(Saved entries)
>>>

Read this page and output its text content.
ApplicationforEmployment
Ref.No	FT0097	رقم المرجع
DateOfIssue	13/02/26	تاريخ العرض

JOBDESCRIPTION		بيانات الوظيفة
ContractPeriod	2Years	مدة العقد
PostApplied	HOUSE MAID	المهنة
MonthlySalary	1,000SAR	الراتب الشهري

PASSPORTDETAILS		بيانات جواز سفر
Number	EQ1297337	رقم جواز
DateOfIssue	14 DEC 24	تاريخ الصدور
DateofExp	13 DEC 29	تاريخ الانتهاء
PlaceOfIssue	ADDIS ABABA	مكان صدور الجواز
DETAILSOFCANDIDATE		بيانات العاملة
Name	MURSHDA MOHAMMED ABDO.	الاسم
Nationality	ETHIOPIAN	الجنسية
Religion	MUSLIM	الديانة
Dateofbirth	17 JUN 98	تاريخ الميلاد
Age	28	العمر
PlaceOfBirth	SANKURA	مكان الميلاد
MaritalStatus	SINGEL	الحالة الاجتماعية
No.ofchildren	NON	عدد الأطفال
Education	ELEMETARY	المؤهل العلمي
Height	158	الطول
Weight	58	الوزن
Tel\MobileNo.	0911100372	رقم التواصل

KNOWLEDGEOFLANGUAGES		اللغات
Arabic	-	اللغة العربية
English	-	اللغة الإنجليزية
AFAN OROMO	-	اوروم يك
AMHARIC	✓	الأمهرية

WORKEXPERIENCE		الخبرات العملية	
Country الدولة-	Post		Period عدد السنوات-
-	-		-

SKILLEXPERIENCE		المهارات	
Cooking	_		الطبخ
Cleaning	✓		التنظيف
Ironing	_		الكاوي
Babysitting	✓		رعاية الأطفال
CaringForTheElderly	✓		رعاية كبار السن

<<<

## WRITTEN INSTRUCTION
Return the material in full, exactly as shown.

## COMPLETE RESPONSE
Read this page and output its text content.
ApplicationforEmployment
Ref.No	FT0097	رقم المرجع
DateOfIssue	13/02/26	تاريخ العرض

JOBDESCRIPTION		بيانات الوظيفة
ContractPeriod	2Years	مدة العقد
PostApplied	HOUSE MAID	المهنة
MonthlySalary	1,000SAR	الراتب الشهري

PASSPORTDETAILS		بيانات جواز سفر
Number	EQ1297337	رقم جواز
DateOfIssue	14 DEC 24	تاريخ الصدور
DateofExp	13 DEC 29	تاريخ الانتهاء
PlaceOfIssue	ADDIS ABABA	مكان صدور الجواز
DETAILSOFCANDIDATE		بيانات العاملة
Name	MURSHDA MOHAMMED ABDO.	الاسم
Nationality	ETHIOPIAN	الجنسية
Religion	MUSLIM	الديانة
Dateofbirth	17 JUN 98	تاريخ الميلاد
Age	28	العمر
PlaceOfBirth	SANKURA	مكان الميلاد
MaritalStatus	SINGEL	الحالة الاجتماعية
No.ofchildren	NON	عدد الأطفال
Education	ELEMETARY	المؤهل العلمي
Height	158	الطول
Weight	58	الوزن
Tel\MobileNo.	0911100372	رقم التواصل

KNOWLEDGEOFLANGUAGES		اللغات
Arabic	-	اللغة العربية
English	-	اللغة الإنجليزية
AFAN OROMO	-	اوروم يك
AMHARIC	✓	الأمهرية

WORKEXPERIENCE		الخبرات العملية	
Country الدولة-	Post		Period عدد السنوات-
-	-		-

SKILLEXPERIENCE		المهارات	
Cooking	_		الطبخ
Cleaning	✓		التنظيف
Ironing	_		الكاوي
Babysitting	✓		رعاية الأطفال
CaringForTheElderly	✓		رعاية كبار السن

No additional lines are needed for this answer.